===== MATERIAL FOR THIS TASK =====

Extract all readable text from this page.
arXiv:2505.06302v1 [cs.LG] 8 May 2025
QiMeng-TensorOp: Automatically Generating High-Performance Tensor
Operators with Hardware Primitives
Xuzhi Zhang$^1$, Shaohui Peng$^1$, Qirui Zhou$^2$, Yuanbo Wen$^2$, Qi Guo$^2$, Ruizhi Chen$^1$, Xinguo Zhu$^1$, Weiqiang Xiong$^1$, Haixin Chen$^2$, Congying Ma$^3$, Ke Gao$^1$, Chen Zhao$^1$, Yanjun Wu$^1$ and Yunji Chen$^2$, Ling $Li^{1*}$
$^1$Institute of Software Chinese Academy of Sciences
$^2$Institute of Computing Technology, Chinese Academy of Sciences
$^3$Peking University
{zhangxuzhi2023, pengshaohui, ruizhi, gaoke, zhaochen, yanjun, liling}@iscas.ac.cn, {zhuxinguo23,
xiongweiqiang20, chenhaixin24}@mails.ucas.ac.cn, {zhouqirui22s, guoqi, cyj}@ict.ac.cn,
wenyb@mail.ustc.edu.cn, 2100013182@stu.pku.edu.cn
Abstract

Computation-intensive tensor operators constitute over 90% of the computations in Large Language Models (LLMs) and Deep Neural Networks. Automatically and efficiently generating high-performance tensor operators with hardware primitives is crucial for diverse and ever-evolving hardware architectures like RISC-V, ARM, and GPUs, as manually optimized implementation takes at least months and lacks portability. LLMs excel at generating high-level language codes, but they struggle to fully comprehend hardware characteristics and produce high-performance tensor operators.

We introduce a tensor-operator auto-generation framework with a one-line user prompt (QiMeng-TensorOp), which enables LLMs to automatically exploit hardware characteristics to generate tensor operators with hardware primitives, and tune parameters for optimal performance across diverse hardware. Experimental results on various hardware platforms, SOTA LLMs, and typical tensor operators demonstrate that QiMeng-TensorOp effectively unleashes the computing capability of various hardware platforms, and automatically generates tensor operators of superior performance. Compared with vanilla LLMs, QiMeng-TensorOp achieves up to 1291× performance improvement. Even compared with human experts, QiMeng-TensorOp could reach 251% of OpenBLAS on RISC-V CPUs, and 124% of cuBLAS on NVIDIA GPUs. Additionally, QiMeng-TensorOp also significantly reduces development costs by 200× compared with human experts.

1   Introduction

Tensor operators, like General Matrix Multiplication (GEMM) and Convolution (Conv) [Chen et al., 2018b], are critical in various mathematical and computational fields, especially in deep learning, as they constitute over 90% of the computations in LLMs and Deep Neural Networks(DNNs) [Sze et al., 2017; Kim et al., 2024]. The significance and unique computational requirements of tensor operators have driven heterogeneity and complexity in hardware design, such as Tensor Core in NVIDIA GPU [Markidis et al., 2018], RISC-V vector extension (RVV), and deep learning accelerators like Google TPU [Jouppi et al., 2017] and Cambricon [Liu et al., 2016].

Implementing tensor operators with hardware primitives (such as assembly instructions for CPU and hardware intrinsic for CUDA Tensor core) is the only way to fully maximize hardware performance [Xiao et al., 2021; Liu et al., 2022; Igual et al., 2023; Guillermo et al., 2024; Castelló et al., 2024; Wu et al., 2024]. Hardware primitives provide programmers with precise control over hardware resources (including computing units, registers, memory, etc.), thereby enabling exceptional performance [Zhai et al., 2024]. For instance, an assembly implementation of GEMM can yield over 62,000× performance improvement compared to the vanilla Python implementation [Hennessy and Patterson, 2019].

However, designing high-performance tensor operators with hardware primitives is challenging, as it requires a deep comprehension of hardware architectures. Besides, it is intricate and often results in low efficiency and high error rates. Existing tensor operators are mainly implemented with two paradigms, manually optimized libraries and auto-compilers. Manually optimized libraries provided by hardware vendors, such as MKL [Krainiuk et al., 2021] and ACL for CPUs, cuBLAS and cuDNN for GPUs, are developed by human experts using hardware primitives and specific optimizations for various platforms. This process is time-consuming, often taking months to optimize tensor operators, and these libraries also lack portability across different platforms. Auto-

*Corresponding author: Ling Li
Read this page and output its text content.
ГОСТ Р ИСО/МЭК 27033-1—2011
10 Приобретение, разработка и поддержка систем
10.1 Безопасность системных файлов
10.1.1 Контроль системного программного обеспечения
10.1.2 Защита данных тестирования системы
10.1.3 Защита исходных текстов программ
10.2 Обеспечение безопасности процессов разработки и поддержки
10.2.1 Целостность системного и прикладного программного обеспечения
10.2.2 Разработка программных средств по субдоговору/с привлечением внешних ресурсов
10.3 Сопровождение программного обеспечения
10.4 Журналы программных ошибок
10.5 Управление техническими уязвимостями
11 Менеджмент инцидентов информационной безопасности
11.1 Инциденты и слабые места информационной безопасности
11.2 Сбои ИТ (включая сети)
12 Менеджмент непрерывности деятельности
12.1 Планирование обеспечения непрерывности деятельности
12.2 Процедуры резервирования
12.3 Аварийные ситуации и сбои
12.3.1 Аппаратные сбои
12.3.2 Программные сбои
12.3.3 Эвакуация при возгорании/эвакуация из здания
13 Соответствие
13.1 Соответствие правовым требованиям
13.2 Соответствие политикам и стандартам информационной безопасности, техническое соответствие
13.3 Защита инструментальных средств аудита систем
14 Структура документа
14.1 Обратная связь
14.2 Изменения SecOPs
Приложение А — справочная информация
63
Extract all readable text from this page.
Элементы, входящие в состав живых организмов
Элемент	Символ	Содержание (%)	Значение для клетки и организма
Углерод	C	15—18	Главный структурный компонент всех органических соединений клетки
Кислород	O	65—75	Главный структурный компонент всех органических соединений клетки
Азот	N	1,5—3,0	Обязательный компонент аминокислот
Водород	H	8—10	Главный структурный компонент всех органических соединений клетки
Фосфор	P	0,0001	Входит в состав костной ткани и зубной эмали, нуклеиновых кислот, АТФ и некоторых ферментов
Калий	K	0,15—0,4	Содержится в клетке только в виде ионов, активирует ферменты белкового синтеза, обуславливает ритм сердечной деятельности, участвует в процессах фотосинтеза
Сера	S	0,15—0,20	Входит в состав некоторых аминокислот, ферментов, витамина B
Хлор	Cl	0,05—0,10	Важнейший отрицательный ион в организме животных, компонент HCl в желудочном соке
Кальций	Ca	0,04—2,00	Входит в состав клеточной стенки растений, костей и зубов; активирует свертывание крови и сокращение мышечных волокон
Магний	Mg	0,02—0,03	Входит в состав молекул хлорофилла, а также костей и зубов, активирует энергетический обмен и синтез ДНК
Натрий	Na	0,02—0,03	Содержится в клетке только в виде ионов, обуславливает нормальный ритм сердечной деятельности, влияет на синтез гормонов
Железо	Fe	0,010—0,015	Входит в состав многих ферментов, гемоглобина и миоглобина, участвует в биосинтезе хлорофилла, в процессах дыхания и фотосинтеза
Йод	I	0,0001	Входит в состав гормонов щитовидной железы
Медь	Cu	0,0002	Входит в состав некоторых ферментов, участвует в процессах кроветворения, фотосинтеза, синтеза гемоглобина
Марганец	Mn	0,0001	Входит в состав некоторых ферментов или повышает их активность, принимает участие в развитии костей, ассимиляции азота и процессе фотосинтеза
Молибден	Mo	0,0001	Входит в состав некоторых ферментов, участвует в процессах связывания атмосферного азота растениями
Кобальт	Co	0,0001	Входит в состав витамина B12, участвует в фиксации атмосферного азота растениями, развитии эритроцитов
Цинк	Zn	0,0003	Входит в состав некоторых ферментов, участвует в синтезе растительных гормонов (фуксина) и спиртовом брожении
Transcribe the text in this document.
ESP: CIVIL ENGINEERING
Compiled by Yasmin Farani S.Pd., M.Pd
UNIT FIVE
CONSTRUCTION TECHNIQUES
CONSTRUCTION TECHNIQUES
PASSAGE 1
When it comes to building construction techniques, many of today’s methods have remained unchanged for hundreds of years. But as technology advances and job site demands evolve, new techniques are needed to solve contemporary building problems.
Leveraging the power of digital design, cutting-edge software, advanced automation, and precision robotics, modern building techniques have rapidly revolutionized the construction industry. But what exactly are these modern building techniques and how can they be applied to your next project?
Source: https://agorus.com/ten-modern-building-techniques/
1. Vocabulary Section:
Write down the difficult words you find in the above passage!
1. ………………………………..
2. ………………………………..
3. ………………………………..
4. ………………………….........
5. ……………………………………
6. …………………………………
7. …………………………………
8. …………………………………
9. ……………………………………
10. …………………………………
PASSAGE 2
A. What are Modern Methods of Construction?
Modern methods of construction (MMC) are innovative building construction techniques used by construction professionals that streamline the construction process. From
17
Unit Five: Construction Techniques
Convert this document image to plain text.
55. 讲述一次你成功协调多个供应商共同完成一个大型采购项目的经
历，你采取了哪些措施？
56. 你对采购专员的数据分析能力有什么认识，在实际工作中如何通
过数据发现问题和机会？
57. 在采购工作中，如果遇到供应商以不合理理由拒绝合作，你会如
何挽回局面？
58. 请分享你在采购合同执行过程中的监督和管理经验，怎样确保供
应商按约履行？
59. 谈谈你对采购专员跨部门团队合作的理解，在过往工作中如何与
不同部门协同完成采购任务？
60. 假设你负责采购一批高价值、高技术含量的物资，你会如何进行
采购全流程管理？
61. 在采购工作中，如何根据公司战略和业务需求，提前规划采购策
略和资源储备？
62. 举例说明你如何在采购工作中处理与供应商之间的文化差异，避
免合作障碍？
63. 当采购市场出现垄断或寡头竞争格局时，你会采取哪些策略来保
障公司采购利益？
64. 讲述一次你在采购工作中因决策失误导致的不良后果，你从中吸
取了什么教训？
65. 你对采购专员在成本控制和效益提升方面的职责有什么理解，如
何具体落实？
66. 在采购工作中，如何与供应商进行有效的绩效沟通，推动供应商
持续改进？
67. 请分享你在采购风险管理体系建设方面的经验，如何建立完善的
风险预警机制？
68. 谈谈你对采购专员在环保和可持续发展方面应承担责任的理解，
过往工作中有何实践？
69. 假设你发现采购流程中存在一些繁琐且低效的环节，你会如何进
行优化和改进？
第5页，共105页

=====

■ **TASK DESCRIPTION**
Copy out exactly the lines from the line with "Convert this document image to plain text." to the end of the listing, including both of those lines, and give nothing else.

■ **EXERCISE SOLUTION**
Convert this document image to plain text.
55. 讲述一次你成功协调多个供应商共同完成一个大型采购项目的经
历，你采取了哪些措施？
56. 你对采购专员的数据分析能力有什么认识，在实际工作中如何通
过数据发现问题和机会？
57. 在采购工作中，如果遇到供应商以不合理理由拒绝合作，你会如
何挽回局面？
58. 请分享你在采购合同执行过程中的监督和管理经验，怎样确保供
应商按约履行？
59. 谈谈你对采购专员跨部门团队合作的理解，在过往工作中如何与
不同部门协同完成采购任务？
60. 假设你负责采购一批高价值、高技术含量的物资，你会如何进行
采购全流程管理？
61. 在采购工作中，如何根据公司战略和业务需求，提前规划采购策
略和资源储备？
62. 举例说明你如何在采购工作中处理与供应商之间的文化差异，避
免合作障碍？
63. 当采购市场出现垄断或寡头竞争格局时，你会采取哪些策略来保
障公司采购利益？
64. 讲述一次你在采购工作中因决策失误导致的不良后果，你从中吸
取了什么教训？
65. 你对采购专员在成本控制和效益提升方面的职责有什么理解，如
何具体落实？
66. 在采购工作中，如何与供应商进行有效的绩效沟通，推动供应商
持续改进？
67. 请分享你在采购风险管理体系建设方面的经验，如何建立完善的
风险预警机制？
68. 谈谈你对采购专员在环保和可持续发展方面应承担责任的理解，
过往工作中有何实践？
69. 假设你发现采购流程中存在一些繁琐且低效的环节，你会如何进
行优化和改进？
第5页，共105页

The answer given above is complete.